_WORK TO COMPLETE_
Extract the full set of records, then give each one again exactly.
☆ ☆ ☆ ☆ ☆ ☆ ☆
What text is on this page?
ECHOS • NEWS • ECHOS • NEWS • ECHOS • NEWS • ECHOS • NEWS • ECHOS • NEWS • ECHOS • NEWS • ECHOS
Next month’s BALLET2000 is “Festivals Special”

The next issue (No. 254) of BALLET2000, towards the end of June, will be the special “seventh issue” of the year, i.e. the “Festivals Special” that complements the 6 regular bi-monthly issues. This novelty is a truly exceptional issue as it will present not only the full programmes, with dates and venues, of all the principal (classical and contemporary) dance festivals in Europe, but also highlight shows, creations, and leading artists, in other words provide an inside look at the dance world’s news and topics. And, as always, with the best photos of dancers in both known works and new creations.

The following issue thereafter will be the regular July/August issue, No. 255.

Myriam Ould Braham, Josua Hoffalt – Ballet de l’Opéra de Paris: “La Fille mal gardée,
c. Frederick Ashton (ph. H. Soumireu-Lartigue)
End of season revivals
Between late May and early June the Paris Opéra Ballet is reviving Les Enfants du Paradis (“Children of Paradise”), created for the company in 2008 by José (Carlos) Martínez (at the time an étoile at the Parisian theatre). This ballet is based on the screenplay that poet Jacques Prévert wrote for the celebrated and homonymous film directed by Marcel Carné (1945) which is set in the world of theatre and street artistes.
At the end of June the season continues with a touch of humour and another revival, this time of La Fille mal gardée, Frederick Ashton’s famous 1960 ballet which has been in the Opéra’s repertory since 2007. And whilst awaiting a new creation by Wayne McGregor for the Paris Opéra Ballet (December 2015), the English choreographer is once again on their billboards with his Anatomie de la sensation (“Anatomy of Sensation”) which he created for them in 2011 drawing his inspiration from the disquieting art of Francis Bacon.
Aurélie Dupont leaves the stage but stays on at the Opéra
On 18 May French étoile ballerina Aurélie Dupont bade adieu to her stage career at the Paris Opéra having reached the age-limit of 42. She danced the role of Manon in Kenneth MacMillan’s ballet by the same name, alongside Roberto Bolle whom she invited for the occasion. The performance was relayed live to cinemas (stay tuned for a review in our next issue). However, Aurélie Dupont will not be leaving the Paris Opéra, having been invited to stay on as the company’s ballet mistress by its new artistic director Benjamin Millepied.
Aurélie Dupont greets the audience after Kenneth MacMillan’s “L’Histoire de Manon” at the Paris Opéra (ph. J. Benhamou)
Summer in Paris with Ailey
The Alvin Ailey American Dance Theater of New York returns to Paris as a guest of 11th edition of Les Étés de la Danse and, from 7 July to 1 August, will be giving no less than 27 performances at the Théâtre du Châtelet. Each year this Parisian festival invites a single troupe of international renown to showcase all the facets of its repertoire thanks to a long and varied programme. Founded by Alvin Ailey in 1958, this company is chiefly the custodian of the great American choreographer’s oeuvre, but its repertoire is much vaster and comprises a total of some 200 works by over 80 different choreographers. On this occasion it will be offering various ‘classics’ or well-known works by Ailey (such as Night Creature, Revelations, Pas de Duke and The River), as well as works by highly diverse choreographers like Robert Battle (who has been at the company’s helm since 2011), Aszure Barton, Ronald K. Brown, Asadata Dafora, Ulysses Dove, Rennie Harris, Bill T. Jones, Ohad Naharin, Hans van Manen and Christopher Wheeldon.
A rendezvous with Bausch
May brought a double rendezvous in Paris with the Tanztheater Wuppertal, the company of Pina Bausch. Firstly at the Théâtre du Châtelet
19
☆ ☆ ☆ ☆ ☆ ☆ ☆
_RESPONSE_
What text is on this page?
ECHOS • NEWS • ECHOS • NEWS • ECHOS • NEWS • ECHOS • NEWS • ECHOS • NEWS • ECHOS • NEWS • ECHOS
Next month’s BALLET2000 is “Festivals Special”

The next issue (No. 254) of BALLET2000, towards the end of June, will be the special “seventh issue” of the year, i.e. the “Festivals Special” that complements the 6 regular bi-monthly issues. This novelty is a truly exceptional issue as it will present not only the full programmes, with dates and venues, of all the principal (classical and contemporary) dance festivals in Europe, but also highlight shows, creations, and leading artists, in other words provide an inside look at the dance world’s news and topics. And, as always, with the best photos of dancers in both known works and new creations.

The following issue thereafter will be the regular July/August issue, No. 255.

Myriam Ould Braham, Josua Hoffalt – Ballet de l’Opéra de Paris: “La Fille mal gardée,
c. Frederick Ashton (ph. H. Soumireu-Lartigue)
End of season revivals
Between late May and early June the Paris Opéra Ballet is reviving Les Enfants du Paradis (“Children of Paradise”), created for the company in 2008 by José (Carlos) Martínez (at the time an étoile at the Parisian theatre). This ballet is based on the screenplay that poet Jacques Prévert wrote for the celebrated and homonymous film directed by Marcel Carné (1945) which is set in the world of theatre and street artistes.
At the end of June the season continues with a touch of humour and another revival, this time of La Fille mal gardée, Frederick Ashton’s famous 1960 ballet which has been in the Opéra’s repertory since 2007. And whilst awaiting a new creation by Wayne McGregor for the Paris Opéra Ballet (December 2015), the English choreographer is once again on their billboards with his Anatomie de la sensation (“Anatomy of Sensation”) which he created for them in 2011 drawing his inspiration from the disquieting art of Francis Bacon.
Aurélie Dupont leaves the stage but stays on at the Opéra
On 18 May French étoile ballerina Aurélie Dupont bade adieu to her stage career at the Paris Opéra having reached the age-limit of 42. She danced the role of Manon in Kenneth MacMillan’s ballet by the same name, alongside Roberto Bolle whom she invited for the occasion. The performance was relayed live to cinemas (stay tuned for a review in our next issue). However, Aurélie Dupont will not be leaving the Paris Opéra, having been invited to stay on as the company’s ballet mistress by its new artistic director Benjamin Millepied.
Aurélie Dupont greets the audience after Kenneth MacMillan’s “L’Histoire de Manon” at the Paris Opéra (ph. J. Benhamou)
Summer in Paris with Ailey
The Alvin Ailey American Dance Theater of New York returns to Paris as a guest of 11th edition of Les Étés de la Danse and, from 7 July to 1 August, will be giving no less than 27 performances at the Théâtre du Châtelet. Each year this Parisian festival invites a single troupe of international renown to showcase all the facets of its repertoire thanks to a long and varied programme. Founded by Alvin Ailey in 1958, this company is chiefly the custodian of the great American choreographer’s oeuvre, but its repertoire is much vaster and comprises a total of some 200 works by over 80 different choreographers. On this occasion it will be offering various ‘classics’ or well-known works by Ailey (such as Night Creature, Revelations, Pas de Duke and The River), as well as works by highly diverse choreographers like Robert Battle (who has been at the company’s helm since 2011), Aszure Barton, Ronald K. Brown, Asadata Dafora, Ulysses Dove, Rennie Harris, Bill T. Jones, Ohad Naharin, Hans van Manen and Christopher Wheeldon.
A rendezvous with Bausch
May brought a double rendezvous in Paris with the Tanztheater Wuppertal, the company of Pina Bausch. Firstly at the Théâtre du Châtelet
19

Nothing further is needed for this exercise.